Copy each line below that contains "page".
★ ★ ★ ★
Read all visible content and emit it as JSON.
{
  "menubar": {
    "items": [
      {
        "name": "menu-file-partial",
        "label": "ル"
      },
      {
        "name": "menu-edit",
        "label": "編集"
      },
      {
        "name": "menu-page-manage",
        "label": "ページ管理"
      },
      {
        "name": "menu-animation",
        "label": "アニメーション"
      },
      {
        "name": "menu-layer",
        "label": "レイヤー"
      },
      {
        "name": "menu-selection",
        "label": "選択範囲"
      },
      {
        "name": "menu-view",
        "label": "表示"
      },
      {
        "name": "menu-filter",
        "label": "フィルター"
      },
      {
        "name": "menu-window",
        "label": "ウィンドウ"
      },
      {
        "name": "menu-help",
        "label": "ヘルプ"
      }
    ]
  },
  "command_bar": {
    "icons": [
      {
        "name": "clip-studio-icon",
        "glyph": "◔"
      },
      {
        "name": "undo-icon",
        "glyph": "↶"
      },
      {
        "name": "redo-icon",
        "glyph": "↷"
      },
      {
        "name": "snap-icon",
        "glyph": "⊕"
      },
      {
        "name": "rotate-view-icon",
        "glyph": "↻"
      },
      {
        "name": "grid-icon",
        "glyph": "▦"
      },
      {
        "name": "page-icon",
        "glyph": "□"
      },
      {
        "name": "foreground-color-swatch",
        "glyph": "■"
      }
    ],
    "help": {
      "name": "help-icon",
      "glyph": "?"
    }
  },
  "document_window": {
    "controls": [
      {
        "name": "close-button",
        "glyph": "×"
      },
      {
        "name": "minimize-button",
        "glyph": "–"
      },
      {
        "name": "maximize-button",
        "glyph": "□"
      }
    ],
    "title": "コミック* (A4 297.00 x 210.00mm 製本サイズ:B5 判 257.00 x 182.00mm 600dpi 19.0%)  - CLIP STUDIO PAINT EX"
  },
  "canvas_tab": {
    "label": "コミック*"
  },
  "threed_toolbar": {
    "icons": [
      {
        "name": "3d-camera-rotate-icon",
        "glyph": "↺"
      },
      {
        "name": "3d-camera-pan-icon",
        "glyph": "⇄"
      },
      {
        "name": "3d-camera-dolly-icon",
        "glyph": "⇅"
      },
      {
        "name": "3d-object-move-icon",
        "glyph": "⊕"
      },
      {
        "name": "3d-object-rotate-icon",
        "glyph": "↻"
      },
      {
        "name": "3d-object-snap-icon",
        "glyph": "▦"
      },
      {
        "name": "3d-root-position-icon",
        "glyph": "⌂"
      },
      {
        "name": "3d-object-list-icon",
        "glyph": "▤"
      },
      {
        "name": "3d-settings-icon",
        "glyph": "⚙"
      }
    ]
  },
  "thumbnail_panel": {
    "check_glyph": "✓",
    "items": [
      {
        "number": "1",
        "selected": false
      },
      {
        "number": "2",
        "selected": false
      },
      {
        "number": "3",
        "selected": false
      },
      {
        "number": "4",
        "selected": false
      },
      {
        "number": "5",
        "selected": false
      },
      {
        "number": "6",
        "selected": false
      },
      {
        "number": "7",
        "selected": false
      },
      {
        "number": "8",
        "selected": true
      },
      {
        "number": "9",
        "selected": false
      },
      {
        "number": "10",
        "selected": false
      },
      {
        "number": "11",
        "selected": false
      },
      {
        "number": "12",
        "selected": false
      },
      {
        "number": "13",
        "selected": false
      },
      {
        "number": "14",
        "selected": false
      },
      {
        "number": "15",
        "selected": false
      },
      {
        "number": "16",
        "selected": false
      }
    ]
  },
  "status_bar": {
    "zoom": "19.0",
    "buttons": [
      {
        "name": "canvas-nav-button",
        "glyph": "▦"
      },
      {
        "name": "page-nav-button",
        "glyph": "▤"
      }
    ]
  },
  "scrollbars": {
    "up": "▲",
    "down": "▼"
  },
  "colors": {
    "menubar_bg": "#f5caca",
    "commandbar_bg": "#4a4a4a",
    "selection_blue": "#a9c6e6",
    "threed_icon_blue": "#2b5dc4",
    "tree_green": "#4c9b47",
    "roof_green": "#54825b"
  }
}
★ ★ ★ ★
**Completed exercise:**
        "name": "menu-page-manage",
        "name": "page-icon",
        "name": "page-nav-button",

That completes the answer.